* **DATA LINES**:
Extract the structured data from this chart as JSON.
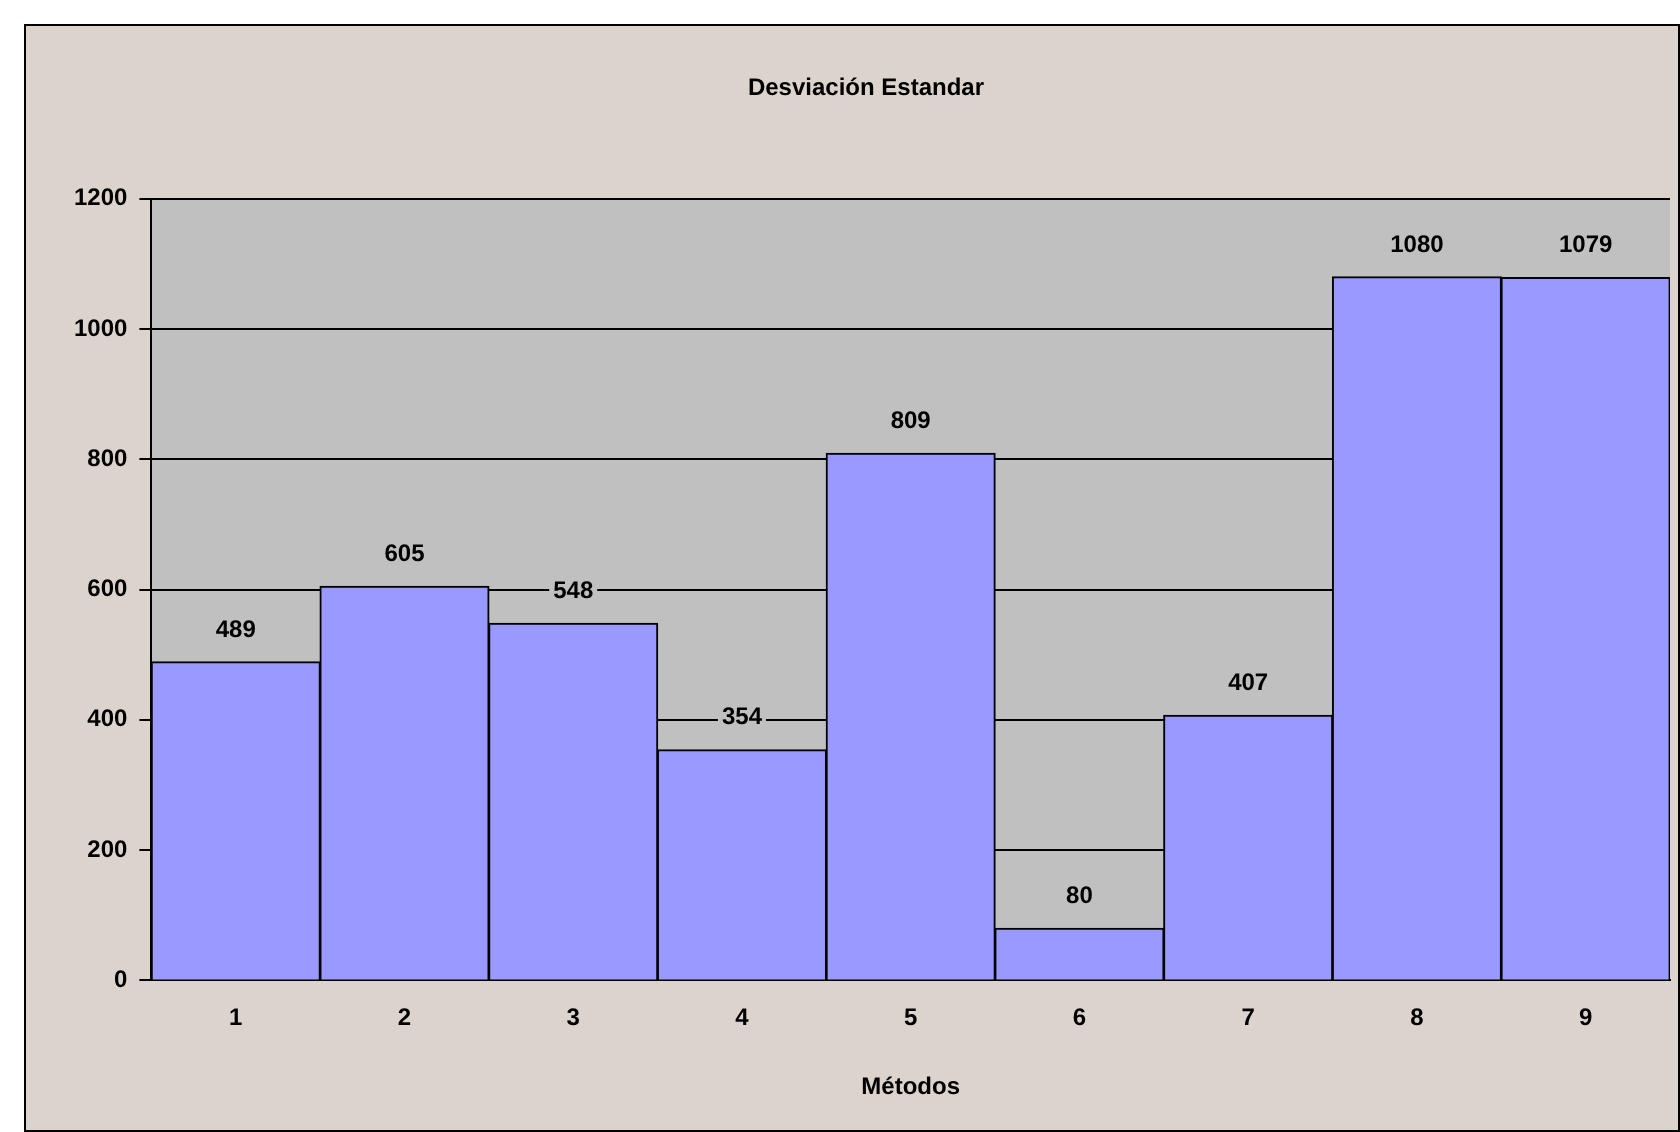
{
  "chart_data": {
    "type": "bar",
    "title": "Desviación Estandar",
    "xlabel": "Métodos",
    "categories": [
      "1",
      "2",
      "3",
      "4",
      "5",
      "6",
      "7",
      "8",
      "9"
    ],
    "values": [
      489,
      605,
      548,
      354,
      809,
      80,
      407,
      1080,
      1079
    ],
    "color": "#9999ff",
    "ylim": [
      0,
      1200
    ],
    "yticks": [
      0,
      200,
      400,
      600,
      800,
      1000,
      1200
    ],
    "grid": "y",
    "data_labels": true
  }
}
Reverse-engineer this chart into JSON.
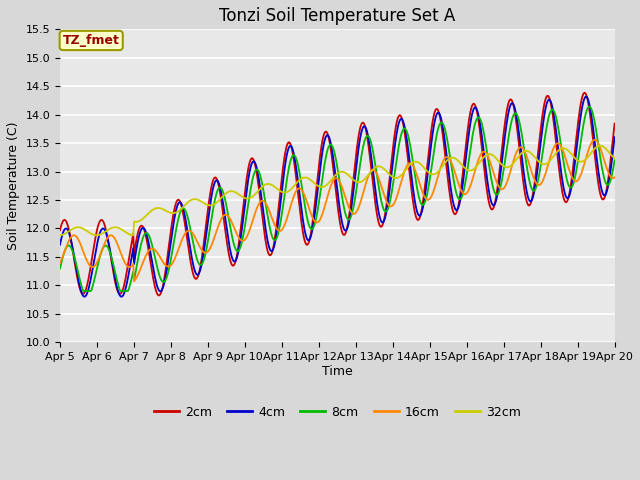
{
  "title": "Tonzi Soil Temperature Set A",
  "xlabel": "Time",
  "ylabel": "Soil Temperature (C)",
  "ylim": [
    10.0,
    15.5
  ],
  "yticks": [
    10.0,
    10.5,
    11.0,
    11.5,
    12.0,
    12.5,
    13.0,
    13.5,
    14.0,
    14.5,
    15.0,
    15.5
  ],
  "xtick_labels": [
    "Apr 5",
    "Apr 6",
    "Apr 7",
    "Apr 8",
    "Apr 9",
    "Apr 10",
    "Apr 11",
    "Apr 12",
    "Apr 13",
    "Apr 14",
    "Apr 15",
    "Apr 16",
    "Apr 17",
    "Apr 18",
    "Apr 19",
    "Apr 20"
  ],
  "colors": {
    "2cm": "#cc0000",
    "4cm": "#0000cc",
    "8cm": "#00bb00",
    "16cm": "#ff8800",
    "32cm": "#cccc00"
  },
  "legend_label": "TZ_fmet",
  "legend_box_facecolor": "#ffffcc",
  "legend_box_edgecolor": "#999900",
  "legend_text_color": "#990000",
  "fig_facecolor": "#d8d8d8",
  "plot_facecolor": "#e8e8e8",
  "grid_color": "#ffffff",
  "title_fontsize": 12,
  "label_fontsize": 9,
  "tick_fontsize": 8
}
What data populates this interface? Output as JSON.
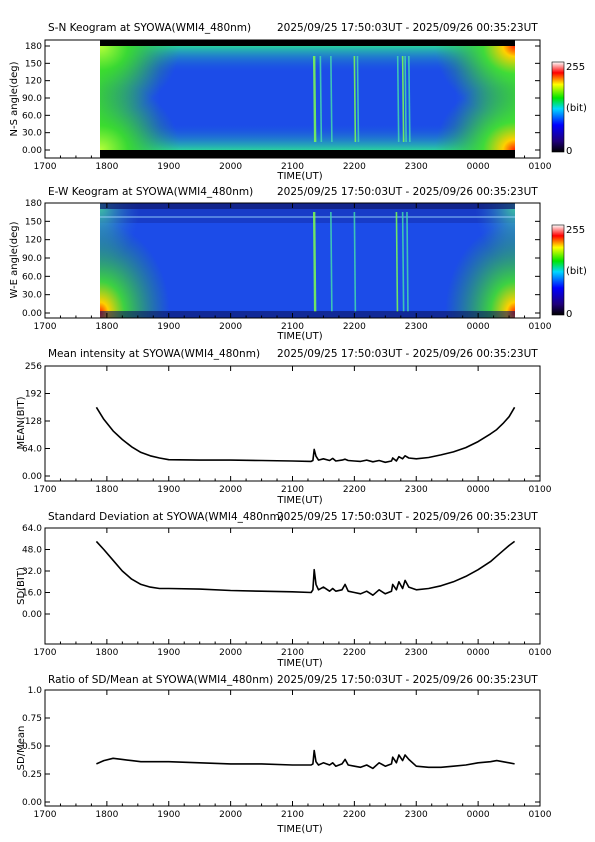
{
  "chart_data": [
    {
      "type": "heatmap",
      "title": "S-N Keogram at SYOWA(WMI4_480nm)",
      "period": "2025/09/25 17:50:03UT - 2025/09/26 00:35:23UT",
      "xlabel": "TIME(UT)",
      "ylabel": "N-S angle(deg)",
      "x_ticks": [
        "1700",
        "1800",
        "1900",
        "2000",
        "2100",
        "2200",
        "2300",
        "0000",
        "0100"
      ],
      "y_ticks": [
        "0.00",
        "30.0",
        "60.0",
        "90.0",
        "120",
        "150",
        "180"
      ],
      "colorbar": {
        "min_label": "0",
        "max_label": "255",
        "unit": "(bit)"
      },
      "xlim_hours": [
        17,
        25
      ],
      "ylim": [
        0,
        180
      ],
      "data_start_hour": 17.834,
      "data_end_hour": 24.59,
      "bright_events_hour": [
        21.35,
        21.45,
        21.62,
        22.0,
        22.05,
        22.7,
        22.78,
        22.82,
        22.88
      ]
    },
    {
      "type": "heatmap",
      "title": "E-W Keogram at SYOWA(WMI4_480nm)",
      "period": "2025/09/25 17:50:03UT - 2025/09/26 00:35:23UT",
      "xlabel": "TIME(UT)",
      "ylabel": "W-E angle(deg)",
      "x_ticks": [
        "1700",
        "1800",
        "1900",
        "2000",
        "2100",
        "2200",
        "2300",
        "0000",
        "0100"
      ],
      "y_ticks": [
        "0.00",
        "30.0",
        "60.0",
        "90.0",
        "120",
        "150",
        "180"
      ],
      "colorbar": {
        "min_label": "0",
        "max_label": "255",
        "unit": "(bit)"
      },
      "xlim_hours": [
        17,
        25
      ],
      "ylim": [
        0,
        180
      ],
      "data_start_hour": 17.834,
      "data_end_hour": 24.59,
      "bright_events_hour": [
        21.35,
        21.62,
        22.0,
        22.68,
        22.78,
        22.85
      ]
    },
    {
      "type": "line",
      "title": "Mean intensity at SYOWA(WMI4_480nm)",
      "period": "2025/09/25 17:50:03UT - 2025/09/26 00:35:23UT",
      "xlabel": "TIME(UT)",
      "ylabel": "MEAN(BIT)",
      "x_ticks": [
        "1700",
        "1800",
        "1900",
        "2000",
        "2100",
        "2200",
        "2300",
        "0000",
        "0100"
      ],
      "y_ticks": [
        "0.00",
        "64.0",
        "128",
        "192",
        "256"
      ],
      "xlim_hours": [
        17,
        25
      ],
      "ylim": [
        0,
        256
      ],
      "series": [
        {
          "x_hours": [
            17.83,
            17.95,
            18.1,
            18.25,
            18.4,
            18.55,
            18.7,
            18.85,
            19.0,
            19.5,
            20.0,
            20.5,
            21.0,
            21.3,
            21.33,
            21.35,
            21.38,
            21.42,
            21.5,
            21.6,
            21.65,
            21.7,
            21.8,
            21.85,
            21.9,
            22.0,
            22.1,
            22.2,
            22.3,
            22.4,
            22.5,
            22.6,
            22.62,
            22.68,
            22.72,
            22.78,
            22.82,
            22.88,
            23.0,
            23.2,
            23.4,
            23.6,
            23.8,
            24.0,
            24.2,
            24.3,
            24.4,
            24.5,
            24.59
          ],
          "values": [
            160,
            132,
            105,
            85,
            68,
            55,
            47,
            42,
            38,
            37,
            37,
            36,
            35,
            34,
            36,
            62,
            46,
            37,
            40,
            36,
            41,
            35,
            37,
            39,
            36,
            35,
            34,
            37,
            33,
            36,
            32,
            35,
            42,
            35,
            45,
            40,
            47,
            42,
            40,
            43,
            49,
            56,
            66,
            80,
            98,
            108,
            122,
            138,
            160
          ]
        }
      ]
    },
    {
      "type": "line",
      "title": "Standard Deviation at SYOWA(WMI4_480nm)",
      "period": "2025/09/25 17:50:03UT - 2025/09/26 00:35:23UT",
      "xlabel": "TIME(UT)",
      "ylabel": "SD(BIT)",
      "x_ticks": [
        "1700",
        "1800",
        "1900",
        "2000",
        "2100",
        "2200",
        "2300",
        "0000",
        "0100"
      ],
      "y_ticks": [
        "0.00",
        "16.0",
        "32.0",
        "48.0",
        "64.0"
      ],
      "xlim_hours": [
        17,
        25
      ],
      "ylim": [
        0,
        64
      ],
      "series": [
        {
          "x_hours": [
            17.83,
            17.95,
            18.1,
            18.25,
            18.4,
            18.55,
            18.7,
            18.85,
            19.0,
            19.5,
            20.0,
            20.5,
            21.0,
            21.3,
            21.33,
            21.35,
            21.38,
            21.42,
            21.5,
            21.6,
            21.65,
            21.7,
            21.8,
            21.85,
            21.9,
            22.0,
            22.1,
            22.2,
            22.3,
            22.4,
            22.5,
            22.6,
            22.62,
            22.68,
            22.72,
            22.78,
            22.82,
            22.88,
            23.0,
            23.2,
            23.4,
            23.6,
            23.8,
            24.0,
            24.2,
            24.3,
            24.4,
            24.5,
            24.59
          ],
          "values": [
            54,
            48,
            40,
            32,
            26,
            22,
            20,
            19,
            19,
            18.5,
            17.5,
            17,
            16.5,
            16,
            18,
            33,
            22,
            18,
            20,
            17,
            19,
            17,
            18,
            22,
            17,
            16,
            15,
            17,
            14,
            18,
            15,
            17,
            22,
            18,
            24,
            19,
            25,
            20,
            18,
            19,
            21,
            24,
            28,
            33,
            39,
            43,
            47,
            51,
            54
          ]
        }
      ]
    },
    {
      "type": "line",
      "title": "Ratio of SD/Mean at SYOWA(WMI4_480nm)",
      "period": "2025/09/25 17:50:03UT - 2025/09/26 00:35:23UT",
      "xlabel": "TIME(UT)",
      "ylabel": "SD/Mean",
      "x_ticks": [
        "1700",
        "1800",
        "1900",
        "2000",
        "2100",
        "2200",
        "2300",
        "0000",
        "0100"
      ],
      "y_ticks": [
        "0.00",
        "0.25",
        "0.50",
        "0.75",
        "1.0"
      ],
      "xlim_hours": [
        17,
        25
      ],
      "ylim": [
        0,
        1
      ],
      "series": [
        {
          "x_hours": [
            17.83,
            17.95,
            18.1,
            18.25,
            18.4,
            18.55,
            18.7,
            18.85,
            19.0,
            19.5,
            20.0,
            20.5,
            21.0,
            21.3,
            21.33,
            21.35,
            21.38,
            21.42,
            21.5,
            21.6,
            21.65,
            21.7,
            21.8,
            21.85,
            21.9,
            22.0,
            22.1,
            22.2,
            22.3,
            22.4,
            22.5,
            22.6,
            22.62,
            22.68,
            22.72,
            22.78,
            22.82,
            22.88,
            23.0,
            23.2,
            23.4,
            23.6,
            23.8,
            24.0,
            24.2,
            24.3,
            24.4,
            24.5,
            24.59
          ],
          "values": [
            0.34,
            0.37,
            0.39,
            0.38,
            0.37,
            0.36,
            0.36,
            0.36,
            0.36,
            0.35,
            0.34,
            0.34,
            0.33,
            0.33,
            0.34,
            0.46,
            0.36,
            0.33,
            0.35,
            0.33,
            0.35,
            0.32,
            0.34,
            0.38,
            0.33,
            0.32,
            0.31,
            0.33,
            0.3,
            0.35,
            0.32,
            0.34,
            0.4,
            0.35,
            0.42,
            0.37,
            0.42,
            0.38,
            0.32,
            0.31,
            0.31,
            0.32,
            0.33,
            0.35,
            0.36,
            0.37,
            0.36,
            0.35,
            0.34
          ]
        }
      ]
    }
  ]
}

* **AIM**: Check every line for "this" and show the ones that have it.

* **EXPECTED ANSWER**:
Extract the structured data from this chart as JSON.
Reverse-engineer this chart into JSON.
What data populates this interface? Output as JSON.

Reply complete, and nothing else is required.